WHAT THE TASK ASKS: Copy out lines with the word "moeten" from the material that follows.

---------------

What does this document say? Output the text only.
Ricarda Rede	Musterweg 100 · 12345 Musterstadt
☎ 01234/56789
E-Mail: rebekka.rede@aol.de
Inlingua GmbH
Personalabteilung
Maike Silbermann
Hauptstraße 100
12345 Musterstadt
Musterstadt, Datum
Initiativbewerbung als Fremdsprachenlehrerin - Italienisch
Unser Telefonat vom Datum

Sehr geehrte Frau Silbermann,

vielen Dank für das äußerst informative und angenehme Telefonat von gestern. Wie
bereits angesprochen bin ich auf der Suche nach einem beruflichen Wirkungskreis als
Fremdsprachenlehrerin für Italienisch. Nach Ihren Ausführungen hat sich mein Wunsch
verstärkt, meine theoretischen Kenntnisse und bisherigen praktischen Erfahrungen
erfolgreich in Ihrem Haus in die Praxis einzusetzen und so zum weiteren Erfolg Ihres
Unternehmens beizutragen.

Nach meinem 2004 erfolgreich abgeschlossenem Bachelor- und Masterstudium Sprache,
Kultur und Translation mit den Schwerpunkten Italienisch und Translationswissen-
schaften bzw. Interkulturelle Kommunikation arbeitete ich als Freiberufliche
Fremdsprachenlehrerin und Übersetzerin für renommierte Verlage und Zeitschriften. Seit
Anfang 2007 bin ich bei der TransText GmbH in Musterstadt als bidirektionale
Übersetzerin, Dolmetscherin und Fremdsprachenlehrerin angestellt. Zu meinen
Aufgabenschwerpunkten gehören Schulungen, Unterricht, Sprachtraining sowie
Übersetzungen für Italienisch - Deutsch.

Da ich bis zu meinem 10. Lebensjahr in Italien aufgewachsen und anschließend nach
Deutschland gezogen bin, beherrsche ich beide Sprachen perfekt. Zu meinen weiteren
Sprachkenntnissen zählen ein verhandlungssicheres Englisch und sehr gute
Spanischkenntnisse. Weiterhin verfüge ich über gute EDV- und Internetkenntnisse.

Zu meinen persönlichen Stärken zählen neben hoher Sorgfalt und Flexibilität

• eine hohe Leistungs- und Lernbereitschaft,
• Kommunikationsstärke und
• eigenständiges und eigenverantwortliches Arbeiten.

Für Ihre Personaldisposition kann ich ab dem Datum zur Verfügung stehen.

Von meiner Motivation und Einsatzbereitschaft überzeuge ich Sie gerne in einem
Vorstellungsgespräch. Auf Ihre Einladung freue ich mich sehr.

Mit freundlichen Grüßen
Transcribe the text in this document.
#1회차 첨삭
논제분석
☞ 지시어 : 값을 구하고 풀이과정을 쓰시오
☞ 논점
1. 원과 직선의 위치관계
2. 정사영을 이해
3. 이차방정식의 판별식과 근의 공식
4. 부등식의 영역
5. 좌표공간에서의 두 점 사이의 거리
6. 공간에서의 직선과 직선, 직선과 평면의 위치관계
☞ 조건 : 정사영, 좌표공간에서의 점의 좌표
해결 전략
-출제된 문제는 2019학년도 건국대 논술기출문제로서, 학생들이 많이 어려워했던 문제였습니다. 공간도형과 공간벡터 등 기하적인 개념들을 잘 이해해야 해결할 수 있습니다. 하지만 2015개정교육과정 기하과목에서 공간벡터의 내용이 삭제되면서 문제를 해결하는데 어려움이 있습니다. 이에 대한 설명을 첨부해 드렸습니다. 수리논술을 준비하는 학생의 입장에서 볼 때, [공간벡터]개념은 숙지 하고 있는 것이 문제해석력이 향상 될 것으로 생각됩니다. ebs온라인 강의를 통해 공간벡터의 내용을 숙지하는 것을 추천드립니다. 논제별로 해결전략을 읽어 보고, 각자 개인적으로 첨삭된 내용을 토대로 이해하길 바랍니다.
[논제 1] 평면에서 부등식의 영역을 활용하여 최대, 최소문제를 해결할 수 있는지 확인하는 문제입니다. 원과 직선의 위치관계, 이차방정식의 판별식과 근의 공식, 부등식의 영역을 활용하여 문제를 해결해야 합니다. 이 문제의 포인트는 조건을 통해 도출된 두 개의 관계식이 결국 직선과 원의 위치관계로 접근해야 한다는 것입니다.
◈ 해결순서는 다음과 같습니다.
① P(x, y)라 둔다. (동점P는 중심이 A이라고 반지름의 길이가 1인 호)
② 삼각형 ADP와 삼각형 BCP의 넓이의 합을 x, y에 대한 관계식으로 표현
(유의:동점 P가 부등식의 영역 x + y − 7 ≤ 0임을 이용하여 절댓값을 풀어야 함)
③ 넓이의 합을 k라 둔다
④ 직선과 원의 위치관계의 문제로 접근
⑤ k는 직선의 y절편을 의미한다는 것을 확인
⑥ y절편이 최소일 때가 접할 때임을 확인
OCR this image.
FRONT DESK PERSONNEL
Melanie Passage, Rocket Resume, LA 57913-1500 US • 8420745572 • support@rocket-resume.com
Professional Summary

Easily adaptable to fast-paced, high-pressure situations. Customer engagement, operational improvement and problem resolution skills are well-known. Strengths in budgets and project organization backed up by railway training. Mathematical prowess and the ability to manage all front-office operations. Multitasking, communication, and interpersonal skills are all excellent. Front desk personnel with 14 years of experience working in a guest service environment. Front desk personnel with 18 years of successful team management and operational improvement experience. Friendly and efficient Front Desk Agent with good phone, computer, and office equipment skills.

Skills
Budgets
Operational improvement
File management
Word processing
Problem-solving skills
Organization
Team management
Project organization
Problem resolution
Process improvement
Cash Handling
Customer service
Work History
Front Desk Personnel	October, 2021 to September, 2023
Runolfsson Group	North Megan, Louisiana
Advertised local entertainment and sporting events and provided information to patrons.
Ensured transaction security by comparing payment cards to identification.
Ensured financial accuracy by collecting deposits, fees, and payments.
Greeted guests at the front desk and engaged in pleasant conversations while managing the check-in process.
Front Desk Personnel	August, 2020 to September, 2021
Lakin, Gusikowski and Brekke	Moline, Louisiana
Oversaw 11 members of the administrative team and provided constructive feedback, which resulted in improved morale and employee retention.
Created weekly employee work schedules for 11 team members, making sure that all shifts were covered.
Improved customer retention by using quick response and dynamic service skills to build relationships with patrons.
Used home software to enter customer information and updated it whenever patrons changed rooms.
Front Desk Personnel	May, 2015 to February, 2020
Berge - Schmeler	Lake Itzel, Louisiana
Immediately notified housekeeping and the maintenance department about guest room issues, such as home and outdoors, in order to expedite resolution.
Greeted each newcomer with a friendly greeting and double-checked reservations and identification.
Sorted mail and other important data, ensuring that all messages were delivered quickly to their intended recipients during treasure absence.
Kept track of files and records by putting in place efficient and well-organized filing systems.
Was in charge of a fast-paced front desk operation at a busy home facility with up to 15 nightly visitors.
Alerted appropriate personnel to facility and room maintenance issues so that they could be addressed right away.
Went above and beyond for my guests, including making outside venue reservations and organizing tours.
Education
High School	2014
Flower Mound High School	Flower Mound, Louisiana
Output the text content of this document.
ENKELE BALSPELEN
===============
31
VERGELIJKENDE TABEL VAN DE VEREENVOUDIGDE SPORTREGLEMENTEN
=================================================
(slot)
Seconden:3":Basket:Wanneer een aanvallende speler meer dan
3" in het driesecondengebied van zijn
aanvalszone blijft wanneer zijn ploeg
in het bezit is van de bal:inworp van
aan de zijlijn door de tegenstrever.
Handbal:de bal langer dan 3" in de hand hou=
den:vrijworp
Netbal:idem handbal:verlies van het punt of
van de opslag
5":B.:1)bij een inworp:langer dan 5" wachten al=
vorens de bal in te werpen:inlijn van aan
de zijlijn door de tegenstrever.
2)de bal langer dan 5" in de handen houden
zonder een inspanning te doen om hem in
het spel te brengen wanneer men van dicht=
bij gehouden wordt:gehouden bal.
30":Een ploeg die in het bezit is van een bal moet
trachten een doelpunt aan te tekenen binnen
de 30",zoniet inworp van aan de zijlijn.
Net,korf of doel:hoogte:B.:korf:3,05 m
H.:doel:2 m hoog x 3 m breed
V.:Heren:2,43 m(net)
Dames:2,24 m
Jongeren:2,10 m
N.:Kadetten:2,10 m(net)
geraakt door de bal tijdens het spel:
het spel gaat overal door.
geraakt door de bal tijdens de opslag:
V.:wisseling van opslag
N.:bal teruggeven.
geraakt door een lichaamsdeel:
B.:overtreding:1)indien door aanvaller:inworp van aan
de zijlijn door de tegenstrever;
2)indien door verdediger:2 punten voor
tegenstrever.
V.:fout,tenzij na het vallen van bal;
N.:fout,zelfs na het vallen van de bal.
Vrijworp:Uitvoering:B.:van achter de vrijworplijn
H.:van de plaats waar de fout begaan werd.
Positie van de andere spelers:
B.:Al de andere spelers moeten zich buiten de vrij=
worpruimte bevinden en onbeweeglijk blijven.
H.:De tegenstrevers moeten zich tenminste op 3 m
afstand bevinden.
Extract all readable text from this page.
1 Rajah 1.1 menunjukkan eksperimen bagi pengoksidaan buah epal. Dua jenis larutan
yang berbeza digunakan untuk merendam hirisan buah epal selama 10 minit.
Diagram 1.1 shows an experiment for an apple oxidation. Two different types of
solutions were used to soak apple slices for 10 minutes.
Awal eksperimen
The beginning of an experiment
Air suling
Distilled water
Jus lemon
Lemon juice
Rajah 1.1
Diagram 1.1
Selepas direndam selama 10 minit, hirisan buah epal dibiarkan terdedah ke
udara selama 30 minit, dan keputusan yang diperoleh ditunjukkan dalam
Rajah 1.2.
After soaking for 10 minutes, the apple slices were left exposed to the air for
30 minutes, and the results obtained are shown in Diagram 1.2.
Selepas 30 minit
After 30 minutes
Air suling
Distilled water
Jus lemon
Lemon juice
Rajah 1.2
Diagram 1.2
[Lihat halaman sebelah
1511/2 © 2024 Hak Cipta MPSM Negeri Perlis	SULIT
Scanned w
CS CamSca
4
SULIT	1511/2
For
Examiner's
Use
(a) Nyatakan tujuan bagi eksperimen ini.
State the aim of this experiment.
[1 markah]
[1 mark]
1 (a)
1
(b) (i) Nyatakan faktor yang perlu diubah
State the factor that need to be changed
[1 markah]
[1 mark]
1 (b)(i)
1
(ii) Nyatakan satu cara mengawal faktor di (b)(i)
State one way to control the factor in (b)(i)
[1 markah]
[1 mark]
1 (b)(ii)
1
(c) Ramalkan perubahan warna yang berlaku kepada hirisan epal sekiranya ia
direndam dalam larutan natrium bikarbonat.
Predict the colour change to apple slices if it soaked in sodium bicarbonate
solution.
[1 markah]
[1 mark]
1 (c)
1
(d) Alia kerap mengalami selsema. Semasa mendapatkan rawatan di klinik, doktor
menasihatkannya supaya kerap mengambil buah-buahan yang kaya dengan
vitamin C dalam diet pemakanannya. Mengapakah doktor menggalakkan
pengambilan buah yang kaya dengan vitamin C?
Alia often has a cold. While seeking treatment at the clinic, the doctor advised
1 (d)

---------------

FULL OUTPUT:
B.:Al de andere spelers moeten zich buiten de vrij=
H.:De tegenstrevers moeten zich tenminste op 3 m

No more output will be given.